§ Written request 1: Copy the records exactly as they appear, everything from the start down to the line containing "ok-button[interactable]: 确认 [317, 114, 336, 129]", including both ends.

§ Document excerpt:
==============================

Admas (1994) defines compliances as the management of regulatory risk – the risk that a rule or regulation will broken and explain that this risk has many elements (financial risk, litigation risk, risk of regulatory … and reputation risk). Accordingly managers observe and assess these before making decision on compliances. An important factor in this process is also the level of enforcement in each country.     

          Review of literature disclosed that where a country change accounting language from their local standard to IFRS the financial figure also changed.

 Objectives

The objectives of present study are:

  1. To find out whether adaption of IFRS significantly impact on Assets Turnover Ratio or not.
  2. To find out whether adaption of IFRS significantly impact on Fixed Assets Turnover Ratio or not.
  3. To find out whether adaption of IFRS significantly impact on Return on Assets or not.
  4. To find out whether adaption of IFRS significantly impact on Net Profit Margin or not.
  5. To find out whether adaption of IFRS significantly impact Receivable Turnover or not.
  6. To find out whether adaption of IFRS significantly impact on Return on Equity or not.
  7. To find out whether IFRS is more conservative compare to Indian GAAP or not through comparability Index for all the activity based ratios.

 

HYPOTHESES

The followings hypotheses have been formulated whether there is any difference between IFRS and Indian GAAP for preparing the financial statement.

Ho1 There is no statistically significant difference of Assets turnover ratio calculated on Indian GAAP and IFRS based financial statement

Ho2 There is no significant difference of Fixed assets turnover ratio calculated on Indian GAAP and IFRS based financial statement

Ho3          There is no significant difference of Return on assets turnover ratio calculated on Indian GAAP and IFRS based financial statement.

==============================

§ Data:
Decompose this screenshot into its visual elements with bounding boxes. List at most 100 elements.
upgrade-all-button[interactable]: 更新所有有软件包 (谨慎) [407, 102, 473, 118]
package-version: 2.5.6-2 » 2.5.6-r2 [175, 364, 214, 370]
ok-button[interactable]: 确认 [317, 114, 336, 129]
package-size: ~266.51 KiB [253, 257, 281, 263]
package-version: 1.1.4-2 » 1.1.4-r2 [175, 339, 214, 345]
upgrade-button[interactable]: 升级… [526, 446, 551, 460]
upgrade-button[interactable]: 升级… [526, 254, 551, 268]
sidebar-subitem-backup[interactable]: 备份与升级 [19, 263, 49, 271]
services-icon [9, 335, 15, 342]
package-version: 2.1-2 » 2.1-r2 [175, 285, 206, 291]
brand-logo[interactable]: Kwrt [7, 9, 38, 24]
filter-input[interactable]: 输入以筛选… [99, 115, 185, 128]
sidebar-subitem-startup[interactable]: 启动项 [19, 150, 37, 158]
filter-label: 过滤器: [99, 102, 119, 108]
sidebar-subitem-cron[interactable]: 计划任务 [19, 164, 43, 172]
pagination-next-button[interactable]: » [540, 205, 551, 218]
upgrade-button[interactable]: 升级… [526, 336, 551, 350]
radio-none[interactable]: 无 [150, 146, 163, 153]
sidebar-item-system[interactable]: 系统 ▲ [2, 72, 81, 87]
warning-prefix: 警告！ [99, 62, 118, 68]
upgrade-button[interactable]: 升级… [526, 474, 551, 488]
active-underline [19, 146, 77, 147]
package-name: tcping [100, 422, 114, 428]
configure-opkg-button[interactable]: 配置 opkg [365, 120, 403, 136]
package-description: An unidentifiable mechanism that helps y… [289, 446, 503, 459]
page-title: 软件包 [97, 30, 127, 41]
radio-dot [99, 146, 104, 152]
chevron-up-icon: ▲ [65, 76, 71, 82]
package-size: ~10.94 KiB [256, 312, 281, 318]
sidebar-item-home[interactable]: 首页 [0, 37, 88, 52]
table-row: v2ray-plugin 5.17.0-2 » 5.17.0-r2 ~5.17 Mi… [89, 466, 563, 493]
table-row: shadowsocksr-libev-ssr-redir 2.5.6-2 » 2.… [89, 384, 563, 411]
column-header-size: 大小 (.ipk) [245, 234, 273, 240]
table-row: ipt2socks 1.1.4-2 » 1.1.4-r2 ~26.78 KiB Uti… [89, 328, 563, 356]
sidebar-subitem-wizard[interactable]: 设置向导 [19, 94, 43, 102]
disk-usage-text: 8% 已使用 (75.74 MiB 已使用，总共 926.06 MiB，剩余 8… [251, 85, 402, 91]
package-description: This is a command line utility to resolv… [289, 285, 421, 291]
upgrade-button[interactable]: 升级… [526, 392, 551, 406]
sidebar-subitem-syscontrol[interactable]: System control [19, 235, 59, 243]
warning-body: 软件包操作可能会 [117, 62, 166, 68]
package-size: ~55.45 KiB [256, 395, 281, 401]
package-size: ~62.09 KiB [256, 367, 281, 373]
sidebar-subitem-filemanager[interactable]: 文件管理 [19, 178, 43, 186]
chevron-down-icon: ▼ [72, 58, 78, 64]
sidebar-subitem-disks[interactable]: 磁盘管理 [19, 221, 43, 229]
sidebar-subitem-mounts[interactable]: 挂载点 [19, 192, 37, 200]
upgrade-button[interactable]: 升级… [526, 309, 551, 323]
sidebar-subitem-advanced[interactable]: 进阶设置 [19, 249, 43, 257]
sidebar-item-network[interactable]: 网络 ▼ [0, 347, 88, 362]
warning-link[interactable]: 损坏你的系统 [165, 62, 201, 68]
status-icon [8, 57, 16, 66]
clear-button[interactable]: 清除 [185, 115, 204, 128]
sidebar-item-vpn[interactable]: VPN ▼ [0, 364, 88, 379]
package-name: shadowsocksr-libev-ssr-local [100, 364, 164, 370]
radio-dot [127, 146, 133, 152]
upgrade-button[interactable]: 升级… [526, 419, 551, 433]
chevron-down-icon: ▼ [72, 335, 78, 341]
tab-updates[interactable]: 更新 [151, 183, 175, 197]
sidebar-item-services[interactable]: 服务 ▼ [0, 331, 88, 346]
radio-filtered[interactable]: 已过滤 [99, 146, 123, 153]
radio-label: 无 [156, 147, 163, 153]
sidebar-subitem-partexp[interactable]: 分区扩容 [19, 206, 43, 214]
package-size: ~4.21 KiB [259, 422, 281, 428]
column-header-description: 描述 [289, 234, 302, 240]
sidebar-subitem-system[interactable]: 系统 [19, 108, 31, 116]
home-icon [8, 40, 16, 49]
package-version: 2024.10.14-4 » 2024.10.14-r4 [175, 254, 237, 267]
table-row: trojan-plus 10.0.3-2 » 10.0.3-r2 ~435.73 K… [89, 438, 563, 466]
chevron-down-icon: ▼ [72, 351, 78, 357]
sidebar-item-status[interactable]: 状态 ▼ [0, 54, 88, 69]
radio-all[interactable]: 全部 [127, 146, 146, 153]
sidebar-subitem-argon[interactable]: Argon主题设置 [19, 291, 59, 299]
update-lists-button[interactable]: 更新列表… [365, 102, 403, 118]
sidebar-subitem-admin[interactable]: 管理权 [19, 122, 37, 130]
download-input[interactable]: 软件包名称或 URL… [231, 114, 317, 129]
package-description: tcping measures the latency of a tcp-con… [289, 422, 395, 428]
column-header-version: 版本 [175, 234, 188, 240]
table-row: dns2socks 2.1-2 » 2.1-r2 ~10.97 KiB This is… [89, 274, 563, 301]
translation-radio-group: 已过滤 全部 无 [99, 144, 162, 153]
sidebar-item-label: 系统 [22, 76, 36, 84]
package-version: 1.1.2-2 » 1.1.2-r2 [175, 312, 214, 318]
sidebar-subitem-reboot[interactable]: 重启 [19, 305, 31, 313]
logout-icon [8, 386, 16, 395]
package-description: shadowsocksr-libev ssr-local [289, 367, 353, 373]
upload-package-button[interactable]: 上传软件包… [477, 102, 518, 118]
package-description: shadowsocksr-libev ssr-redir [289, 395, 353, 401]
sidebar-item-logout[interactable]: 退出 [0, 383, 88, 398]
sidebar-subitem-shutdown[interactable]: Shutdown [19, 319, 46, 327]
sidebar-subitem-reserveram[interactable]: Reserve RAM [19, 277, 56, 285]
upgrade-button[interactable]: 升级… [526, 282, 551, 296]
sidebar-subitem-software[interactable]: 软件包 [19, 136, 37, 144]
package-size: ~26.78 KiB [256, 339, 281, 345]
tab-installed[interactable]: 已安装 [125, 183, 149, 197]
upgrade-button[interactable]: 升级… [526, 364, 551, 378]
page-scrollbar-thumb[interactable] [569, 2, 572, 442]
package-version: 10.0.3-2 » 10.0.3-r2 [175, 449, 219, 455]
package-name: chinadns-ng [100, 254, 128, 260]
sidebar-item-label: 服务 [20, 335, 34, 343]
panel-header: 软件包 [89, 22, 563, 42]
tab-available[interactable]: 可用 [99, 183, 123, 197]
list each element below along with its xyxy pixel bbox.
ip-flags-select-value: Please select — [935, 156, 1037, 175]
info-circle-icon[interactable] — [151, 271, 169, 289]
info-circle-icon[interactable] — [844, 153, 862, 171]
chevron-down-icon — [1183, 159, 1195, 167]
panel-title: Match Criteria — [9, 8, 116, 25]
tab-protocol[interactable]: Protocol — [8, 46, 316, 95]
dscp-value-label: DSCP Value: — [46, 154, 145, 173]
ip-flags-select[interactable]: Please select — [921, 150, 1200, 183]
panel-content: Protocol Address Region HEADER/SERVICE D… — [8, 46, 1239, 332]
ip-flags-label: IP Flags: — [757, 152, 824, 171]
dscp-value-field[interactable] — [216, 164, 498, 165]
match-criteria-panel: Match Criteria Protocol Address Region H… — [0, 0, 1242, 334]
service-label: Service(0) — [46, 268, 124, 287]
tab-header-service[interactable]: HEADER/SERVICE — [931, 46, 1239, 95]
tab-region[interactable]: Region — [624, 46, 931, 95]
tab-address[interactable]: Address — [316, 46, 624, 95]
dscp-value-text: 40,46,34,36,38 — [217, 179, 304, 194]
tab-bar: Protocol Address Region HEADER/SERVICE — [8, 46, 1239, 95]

==============================

§ Written request 2: In the IFRS study excerpt, condense the paragraph beginning "Review of literature disclosed" into one shorter sentence that keeps its main facts.

§ Full output 1:
Decompose this screenshot into its visual elements with bounding boxes. List at most 100 elements.
upgrade-all-button[interactable]: 更新所有有软件包 (谨慎) [407, 102, 473, 118]
package-version: 2.5.6-2 » 2.5.6-r2 [175, 364, 214, 370]
ok-button[interactable]: 确认 [317, 114, 336, 129]

§ Full output 2: Past studies show that when a country switches from its local accounting standard to IFRS, its financial figures change as well.